**Your instructions**
Scan the lines below for the string "зелёным" and copy every one that has it.

**Excerpted records**
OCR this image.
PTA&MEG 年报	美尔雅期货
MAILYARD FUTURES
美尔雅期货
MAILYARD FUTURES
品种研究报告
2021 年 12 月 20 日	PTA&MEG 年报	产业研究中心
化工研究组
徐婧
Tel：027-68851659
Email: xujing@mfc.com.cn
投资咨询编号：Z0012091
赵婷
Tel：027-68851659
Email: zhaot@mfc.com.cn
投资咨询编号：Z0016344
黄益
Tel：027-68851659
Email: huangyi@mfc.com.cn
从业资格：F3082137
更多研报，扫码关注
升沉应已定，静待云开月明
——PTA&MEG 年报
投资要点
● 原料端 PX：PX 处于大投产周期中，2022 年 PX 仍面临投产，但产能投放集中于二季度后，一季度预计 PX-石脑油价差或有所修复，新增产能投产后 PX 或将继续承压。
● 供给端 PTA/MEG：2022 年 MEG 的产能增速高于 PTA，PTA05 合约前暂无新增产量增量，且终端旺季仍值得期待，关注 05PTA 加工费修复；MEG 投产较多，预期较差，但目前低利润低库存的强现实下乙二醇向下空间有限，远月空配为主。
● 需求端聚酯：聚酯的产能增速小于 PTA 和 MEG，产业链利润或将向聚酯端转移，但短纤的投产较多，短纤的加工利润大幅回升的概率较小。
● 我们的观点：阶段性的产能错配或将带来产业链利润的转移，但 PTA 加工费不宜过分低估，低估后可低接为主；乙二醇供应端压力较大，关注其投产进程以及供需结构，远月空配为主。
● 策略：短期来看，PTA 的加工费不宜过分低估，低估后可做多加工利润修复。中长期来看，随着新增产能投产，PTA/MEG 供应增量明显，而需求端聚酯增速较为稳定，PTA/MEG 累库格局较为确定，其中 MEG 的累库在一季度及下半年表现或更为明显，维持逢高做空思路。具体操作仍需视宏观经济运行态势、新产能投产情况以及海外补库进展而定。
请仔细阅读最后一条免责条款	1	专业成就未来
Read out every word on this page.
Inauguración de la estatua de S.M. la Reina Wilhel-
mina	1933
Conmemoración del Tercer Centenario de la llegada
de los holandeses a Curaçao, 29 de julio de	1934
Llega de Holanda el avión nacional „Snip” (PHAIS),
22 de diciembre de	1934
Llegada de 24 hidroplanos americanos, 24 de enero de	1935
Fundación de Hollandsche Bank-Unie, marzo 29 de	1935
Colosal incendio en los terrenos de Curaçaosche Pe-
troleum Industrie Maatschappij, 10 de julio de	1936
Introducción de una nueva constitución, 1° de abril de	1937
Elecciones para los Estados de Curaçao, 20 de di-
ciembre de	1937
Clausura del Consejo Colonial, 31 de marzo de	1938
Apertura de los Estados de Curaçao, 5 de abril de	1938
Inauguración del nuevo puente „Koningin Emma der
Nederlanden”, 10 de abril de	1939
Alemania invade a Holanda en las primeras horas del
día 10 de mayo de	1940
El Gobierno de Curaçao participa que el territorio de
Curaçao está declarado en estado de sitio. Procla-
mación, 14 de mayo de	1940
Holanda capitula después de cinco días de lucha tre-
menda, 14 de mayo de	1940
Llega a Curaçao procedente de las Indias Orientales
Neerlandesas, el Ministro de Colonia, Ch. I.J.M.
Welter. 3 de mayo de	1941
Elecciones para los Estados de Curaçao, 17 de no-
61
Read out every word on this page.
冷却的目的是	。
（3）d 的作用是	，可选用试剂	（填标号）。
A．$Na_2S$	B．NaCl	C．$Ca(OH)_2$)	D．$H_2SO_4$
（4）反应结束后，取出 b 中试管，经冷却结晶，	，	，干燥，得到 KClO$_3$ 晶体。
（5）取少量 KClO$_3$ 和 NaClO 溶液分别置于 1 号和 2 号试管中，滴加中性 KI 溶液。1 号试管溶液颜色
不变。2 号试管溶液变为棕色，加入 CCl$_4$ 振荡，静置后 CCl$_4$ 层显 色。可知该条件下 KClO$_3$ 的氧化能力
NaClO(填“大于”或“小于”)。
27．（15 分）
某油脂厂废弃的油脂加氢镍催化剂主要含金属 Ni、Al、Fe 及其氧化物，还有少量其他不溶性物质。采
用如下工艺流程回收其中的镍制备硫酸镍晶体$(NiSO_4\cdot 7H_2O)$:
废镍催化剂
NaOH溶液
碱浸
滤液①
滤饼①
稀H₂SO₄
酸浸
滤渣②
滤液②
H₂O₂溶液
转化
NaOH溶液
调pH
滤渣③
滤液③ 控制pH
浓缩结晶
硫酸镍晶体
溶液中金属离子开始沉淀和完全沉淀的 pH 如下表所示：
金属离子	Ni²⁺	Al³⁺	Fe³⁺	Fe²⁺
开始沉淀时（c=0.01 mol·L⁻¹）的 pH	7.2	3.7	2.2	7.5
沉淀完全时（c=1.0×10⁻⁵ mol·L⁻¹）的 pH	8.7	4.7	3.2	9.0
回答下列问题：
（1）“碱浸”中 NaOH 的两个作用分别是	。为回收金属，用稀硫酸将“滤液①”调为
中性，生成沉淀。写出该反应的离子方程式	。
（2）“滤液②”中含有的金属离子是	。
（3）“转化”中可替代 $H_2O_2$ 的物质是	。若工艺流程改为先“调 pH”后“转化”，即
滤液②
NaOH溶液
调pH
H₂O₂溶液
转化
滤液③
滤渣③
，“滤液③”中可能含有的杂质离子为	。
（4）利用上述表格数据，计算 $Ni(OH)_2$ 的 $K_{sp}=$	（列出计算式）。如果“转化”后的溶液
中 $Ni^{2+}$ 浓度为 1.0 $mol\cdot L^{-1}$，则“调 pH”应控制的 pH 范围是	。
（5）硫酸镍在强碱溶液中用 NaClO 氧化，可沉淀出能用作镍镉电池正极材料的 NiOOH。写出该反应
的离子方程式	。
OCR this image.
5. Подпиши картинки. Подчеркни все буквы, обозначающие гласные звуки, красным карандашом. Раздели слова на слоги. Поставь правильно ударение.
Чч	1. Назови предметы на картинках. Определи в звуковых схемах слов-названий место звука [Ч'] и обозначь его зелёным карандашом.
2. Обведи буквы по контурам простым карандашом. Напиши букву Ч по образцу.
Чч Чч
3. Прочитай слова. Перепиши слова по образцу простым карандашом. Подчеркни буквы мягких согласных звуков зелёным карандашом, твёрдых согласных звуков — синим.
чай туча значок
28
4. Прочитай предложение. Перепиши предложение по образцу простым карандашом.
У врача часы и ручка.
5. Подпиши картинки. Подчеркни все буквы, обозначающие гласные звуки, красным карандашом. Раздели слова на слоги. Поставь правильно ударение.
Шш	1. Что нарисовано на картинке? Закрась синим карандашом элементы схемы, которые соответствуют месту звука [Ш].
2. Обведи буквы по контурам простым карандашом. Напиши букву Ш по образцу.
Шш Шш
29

**Solution to this problem**
Чч	1. Назови предметы на картинках. Определи в звуковых схемах слов-названий место звука [Ч'] и обозначь его зелёным карандашом.
3. Прочитай слова. Перепиши слова по образцу простым карандашом. Подчеркни буквы мягких согласных звуков зелёным карандашом, твёрдых согласных звуков — синим.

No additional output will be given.